> [MATERIAL PROVIDED]
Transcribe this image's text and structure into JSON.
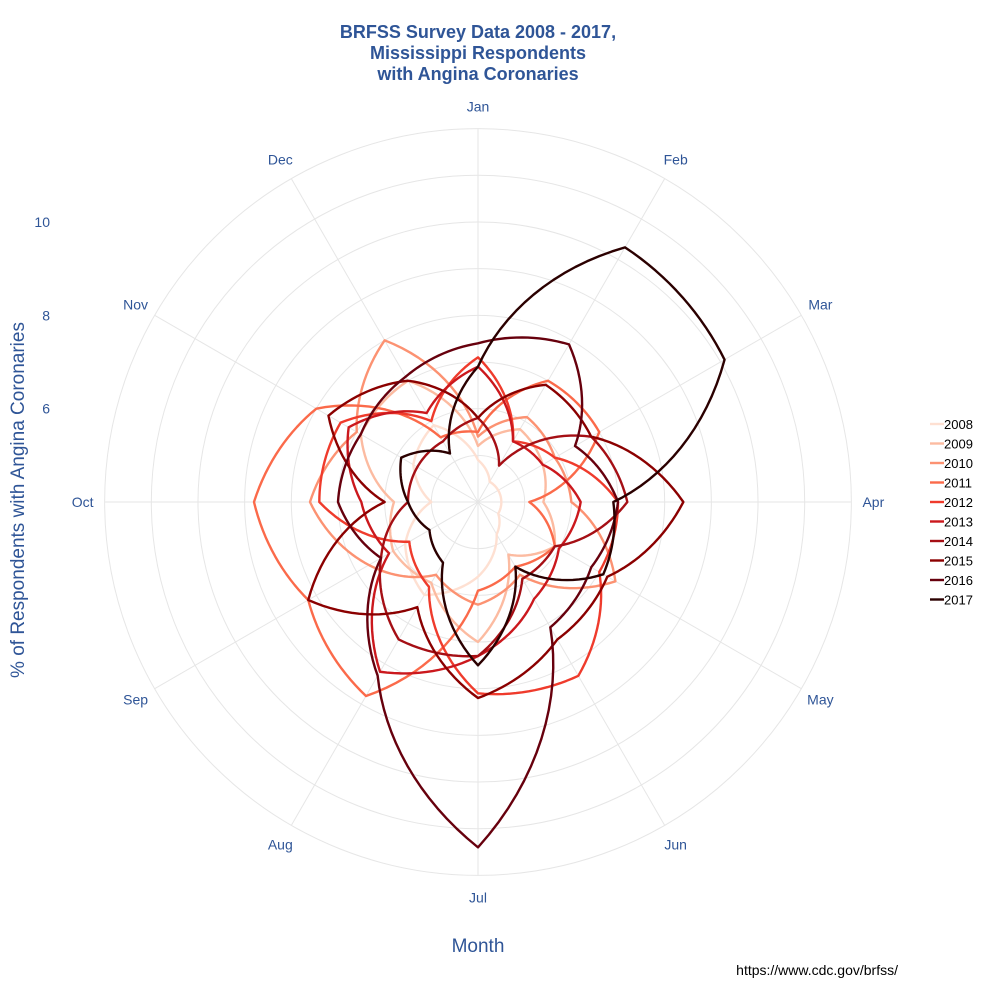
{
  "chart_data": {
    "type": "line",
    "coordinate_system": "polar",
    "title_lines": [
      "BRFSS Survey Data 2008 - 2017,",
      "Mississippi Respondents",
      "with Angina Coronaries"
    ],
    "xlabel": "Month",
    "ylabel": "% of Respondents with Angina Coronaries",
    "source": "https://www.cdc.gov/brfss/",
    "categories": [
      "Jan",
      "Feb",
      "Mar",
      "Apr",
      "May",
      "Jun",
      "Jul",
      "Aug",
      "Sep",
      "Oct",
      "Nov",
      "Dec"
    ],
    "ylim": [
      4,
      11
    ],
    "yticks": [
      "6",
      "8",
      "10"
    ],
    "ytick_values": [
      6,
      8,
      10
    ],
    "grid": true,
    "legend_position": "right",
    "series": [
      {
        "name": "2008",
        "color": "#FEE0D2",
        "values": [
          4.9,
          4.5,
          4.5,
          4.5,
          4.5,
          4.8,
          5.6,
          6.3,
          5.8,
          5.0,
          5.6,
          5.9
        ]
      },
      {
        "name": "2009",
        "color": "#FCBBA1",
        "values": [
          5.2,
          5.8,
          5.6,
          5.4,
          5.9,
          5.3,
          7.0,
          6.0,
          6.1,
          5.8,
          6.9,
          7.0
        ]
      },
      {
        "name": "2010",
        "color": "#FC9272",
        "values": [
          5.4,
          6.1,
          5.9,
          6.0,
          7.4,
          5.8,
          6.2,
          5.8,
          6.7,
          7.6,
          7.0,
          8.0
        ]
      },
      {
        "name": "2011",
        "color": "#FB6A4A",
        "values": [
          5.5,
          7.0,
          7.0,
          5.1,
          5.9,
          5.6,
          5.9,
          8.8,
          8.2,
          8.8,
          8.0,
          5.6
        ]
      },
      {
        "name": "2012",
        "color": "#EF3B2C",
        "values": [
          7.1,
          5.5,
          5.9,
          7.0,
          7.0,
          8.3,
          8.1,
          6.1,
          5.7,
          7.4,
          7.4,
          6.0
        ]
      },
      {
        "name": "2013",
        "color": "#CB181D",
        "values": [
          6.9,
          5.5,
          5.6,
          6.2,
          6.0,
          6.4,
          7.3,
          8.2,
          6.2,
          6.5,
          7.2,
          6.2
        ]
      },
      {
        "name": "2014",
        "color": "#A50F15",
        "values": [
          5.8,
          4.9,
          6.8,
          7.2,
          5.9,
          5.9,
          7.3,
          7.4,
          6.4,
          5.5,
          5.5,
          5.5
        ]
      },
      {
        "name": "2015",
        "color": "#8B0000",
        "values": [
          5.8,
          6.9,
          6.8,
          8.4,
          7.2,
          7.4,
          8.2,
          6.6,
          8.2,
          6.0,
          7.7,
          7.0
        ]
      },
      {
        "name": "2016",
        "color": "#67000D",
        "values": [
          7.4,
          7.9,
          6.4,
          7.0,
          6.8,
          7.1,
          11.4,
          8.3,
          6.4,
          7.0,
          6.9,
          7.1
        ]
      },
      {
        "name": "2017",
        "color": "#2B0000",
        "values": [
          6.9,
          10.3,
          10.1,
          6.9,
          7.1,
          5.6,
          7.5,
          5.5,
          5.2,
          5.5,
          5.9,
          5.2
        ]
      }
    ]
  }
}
---
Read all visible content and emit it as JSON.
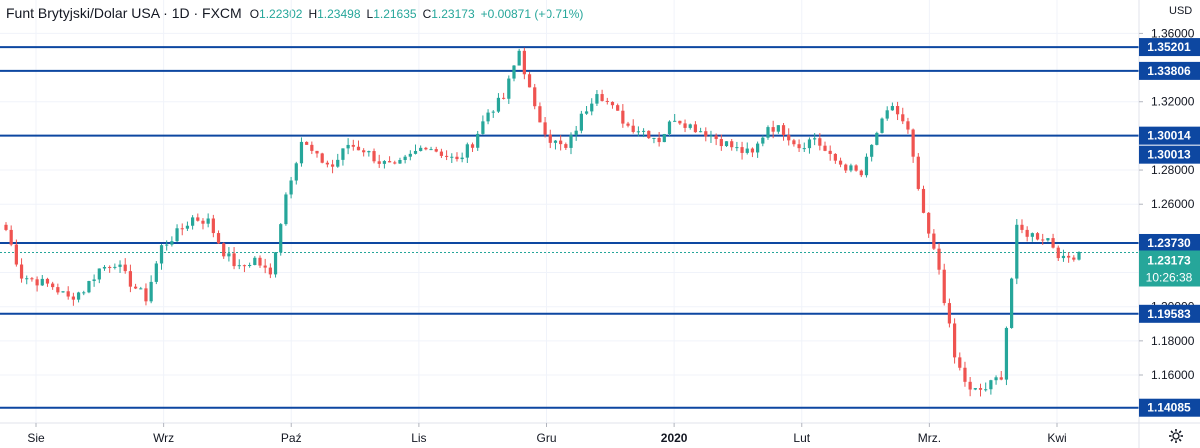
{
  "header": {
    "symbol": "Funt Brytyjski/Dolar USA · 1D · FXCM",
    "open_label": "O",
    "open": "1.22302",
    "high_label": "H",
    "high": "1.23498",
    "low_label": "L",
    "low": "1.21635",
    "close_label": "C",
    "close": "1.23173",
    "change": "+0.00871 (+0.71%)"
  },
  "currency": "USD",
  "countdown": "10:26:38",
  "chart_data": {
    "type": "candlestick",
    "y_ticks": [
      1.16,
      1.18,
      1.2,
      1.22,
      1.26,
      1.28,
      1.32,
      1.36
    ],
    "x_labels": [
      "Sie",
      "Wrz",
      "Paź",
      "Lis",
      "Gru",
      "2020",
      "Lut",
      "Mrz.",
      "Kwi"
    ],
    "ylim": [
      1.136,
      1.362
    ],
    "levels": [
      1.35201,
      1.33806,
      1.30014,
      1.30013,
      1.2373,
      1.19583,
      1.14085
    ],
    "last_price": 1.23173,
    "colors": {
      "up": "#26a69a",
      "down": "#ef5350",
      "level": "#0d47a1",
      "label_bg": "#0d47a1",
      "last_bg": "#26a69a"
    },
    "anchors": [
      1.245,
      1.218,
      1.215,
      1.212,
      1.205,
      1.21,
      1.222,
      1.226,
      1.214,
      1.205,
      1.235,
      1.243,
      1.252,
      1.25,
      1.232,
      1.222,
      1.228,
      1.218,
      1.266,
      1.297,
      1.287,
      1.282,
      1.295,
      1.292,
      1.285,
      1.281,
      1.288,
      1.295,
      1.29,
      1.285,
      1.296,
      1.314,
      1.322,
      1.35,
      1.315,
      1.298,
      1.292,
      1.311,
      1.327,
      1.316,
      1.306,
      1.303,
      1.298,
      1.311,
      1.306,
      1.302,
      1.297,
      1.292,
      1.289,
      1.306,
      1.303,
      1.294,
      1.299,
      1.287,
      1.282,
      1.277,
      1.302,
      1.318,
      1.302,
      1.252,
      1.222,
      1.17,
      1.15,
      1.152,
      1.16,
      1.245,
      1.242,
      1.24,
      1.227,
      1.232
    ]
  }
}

> [OBJECTIVE]
Identify every line where the string "with" appears.

> [ANSWER TO THE EXERCISE]
      "with Angina Coronaries"
    "ylabel": "% of Respondents with Angina Coronaries",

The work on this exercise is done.